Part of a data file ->
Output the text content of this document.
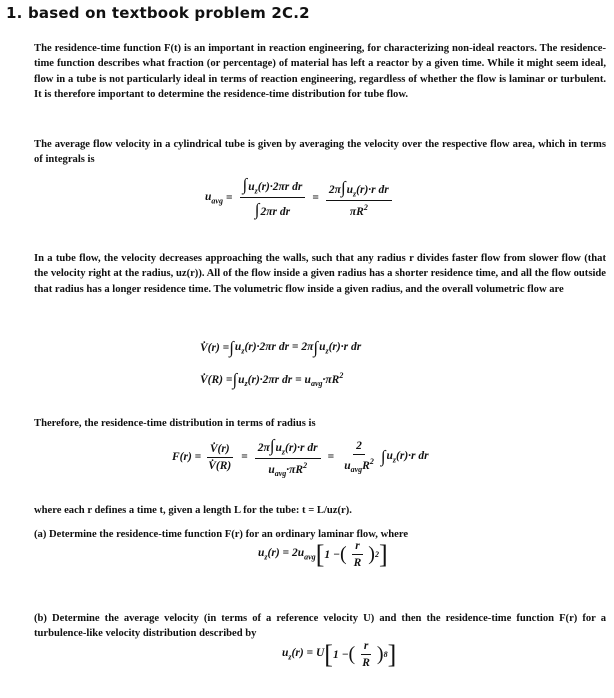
1. based on textbook problem 2C.2

The residence-time function F(t) is an important in reaction engineering, for characterizing non-ideal reactors. The residence-time function describes what fraction (or percentage) of material has left a reactor by a given time. While it might seem ideal, flow in a tube is not particularly ideal in terms of reaction engineering, regardless of whether the flow is laminar or turbulent. It is therefore important to determine the residence-time distribution for tube flow.

The average flow velocity in a cylindrical tube is given by averaging the velocity over the respective flow area, which in terms of integrals is

$u_{avg} = \frac{\int u_z(r)\cdot 2\pi r dr}{\text{∫2πr dr}} = \frac{2\pi\int u_z(r)\cdot r dr}{\pi R^2}$

In a tube flow, the velocity decreases approaching the walls, such that any radius r divides faster flow from slower flow (that the velocity right at the radius, uz(r)). All of the flow inside a given radius has a shorter residence time, and all the flow outside that radius has a longer residence time. The volumetric flow inside a given radius, and the overall volumetric flow are

V̇(r) = ∫ $u_z(r)\cdot 2\pi r$ dr = 2π ∫ $u_z(r)\cdot r$ dr
V̇(R) = ∫ $u_z(r)\cdot 2\pi r$ dr = $u_{avg}\cdot\pi R^2$

Therefore, the residence-time distribution in terms of radius is

$F(r) = \frac{V̇(r)}{V̇(R)} = \frac{2\pi\int u_z(r)\cdot r dr}{u_{avg}\cdot\pi R^2} = \frac{2}{u_{avg}R^2}$ ∫ $u_z(r)\cdot r$ dr

where each r defines a time t, given a length L for the tube: t = L/uz(r).

(a) Determine the residence-time function F(r) for an ordinary laminar flow, where

$u_z(r) = 2u_{avg}$ [ 1 − ( $\frac{r}{R}$ ) 2 ]

(b) Determine the average velocity (in terms of a reference velocity U) and then the residence-time function F(r) for a turbulence-like velocity distribution described by

$u_z(r) = U$ [ 1 − ( $\frac{r}{R}$ ) 8 ]
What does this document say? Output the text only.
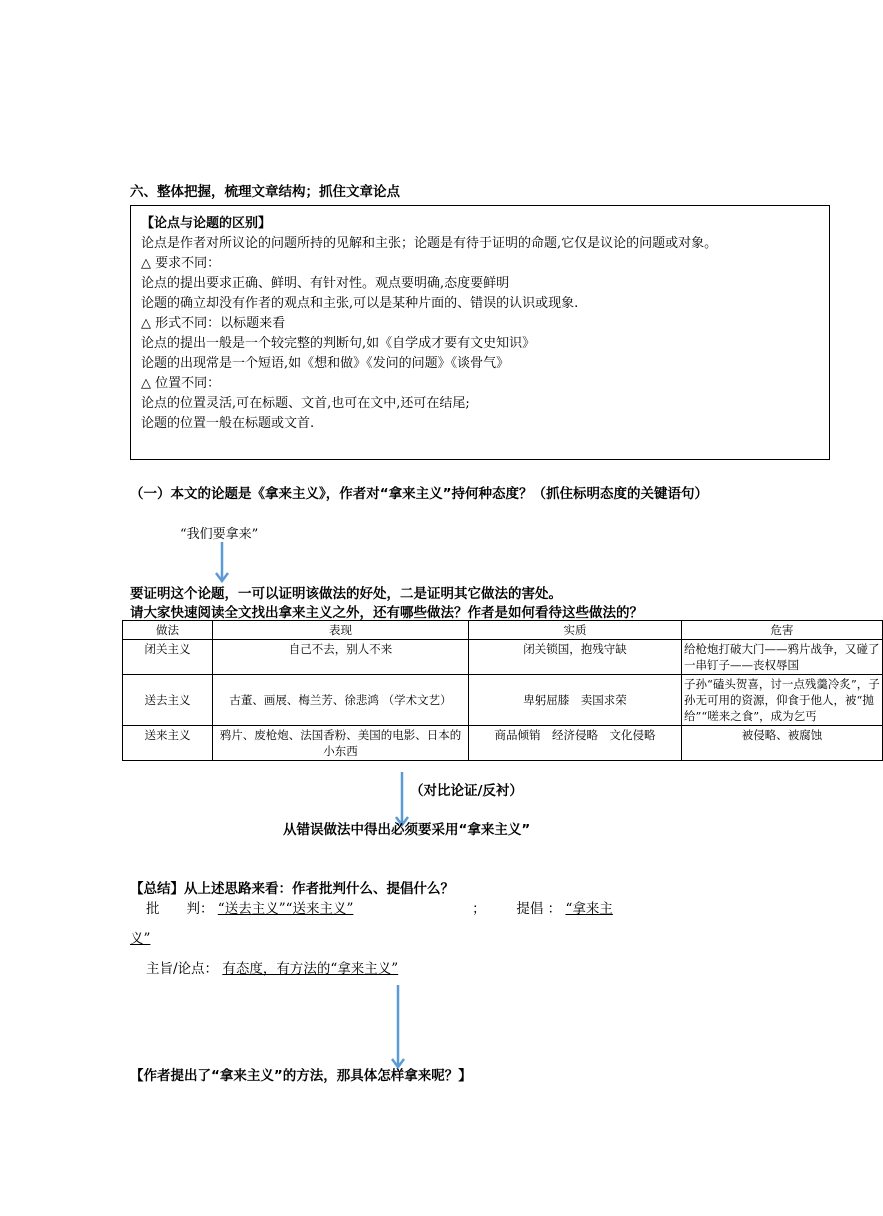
六、整体把握，梳理文章结构；抓住文章论点
【论点与论题的区别】
论点是作者对所议论的问题所持的见解和主张；论题是有待于证明的命题,它仅是议论的问题或对象。
△ 要求不同：
论点的提出要求正确、鲜明、有针对性。观点要明确,态度要鲜明
论题的确立却没有作者的观点和主张,可以是某种片面的、错误的认识或现象.
△ 形式不同：以标题来看
论点的提出一般是一个较完整的判断句,如《自学成才要有文史知识》
论题的出现常是一个短语,如《想和做》《发问的问题》《谈骨气》
△ 位置不同：
论点的位置灵活,可在标题、文首,也可在文中,还可在结尾;
论题的位置一般在标题或文首.
（一）本文的论题是《拿来主义》，作者对“拿来主义”持何种态度？（抓住标明态度的关键语句）
“我们要拿来”
要证明这个论题，一可以证明该做法的好处，二是证明其它做法的害处。
请大家快速阅读全文找出拿来主义之外，还有哪些做法？作者是如何看待这些做法的？
做法	表现	实质	危害
闭关主义	自己不去，别人不来	闭关锁国，抱残守缺	给枪炮打破大门——鸦片战争，又碰了一串钉子——丧权辱国
送去主义	古董、画展、梅兰芳、徐悲鸿 （学术文艺）	卑躬屈膝　卖国求荣	子孙“磕头贺喜，讨一点残羹冷炙”，子孙无可用的资源，仰食于他人，被“抛给”“嗟来之食”，成为乞丐
送来主义	鸦片、废枪炮、法国香粉、美国的电影、日本的小东西	商品倾销　经济侵略　文化侵略	被侵略、被腐蚀
（对比论证/反衬）
从错误做法中得出必须要采用“拿来主义”
【总结】从上述思路来看：作者批判什么、提倡什么？
批　　判： “送去主义”“送来主义”	； 提倡 ： “拿来主
义”
主旨/论点： 有态度，有方法的“拿来主义”
【作者提出了“拿来主义”的方法，那具体怎样拿来呢？】
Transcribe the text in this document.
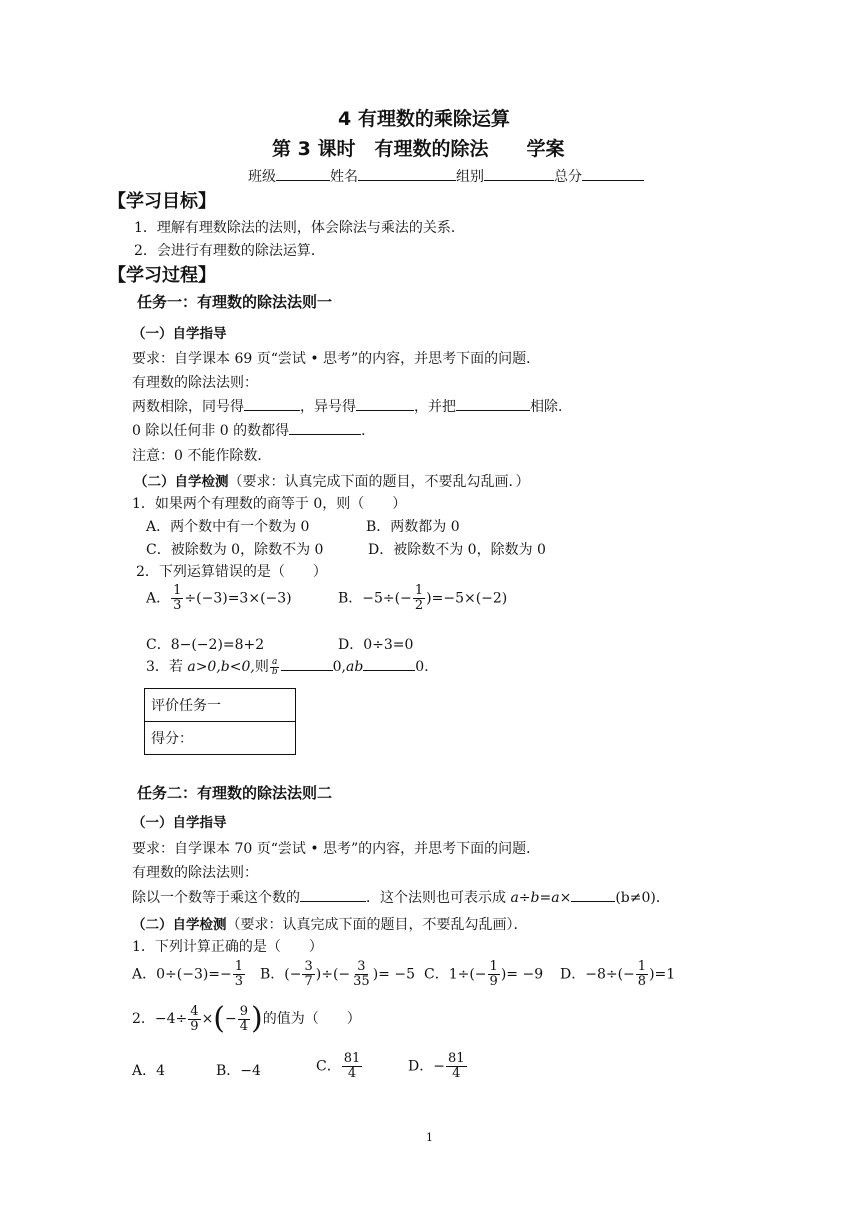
4 有理数的乘除运算
第 3 课时　有理数的除法　　学案
班级	姓名	组别	总分
【学习目标】
1．理解有理数除法的法则，体会除法与乘法的关系．
2．会进行有理数的除法运算．
【学习过程】
任务一：有理数的除法法则一
（一）自学指导
要求：自学课本 69 页“尝试 • 思考”的内容，并思考下面的问题．
有理数的除法法则：
两数相除，同号得	，异号得	，并把	相除．
0 除以任何非 0 的数都得	．
注意：0 不能作除数．
（二）自学检测（要求：认真完成下面的题目，不要乱勾乱画．）
1．如果两个有理数的商等于 0，则（　　）
A．两个数中有一个数为 0	B．两数都为 0
C．被除数为 0，除数不为 0	D．被除数不为 0，除数为 0
2．下列运算错误的是（　　）
A． $\frac{1}{3} \div(-3)=3\times(-3)$	B．$-5\div(- \frac{1}{2} )=-5\times(-2)$
C．8−(−2)=8+2	D．0÷3=0
3．若 a>0,b<0,则 $\frac{a}{b}$	0,ab	0．
评价任务一
得分：
任务二：有理数的除法法则二
（一）自学指导
要求：自学课本 70 页“尝试 • 思考”的内容，并思考下面的问题．
有理数的除法法则：
除以一个数等于乘这个数的	．这个法则也可表示成 a÷b=a×	(b≠0)．
（二）自学检测（要求：认真完成下面的题目，不要乱勾乱画）．
1．下列计算正确的是（　　）
A．$0\div(-3)=- \frac{1}{3}$ B．(− $\frac{3}{7}$ )÷(− $\frac{3}{35}$ )= −5 C．$1\div(- \frac{1}{9}$ )= −9 D．$-8\div(- \frac{1}{8} )=1$
2．$-4\div \frac{4}{9}$ ×(− $\frac{9}{4}$ )的值为（　　）
A．4	B．−4	C． $\frac{81}{4}$	D．− $\frac{81}{4}$
1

DIRECTIONS ->
Return each line of the data that contains the string "this".

SOLUTION TO THE PROBLEM ->
Output the text content of this document.
What does this document say? Output the text only.
Transcribe the text in this document.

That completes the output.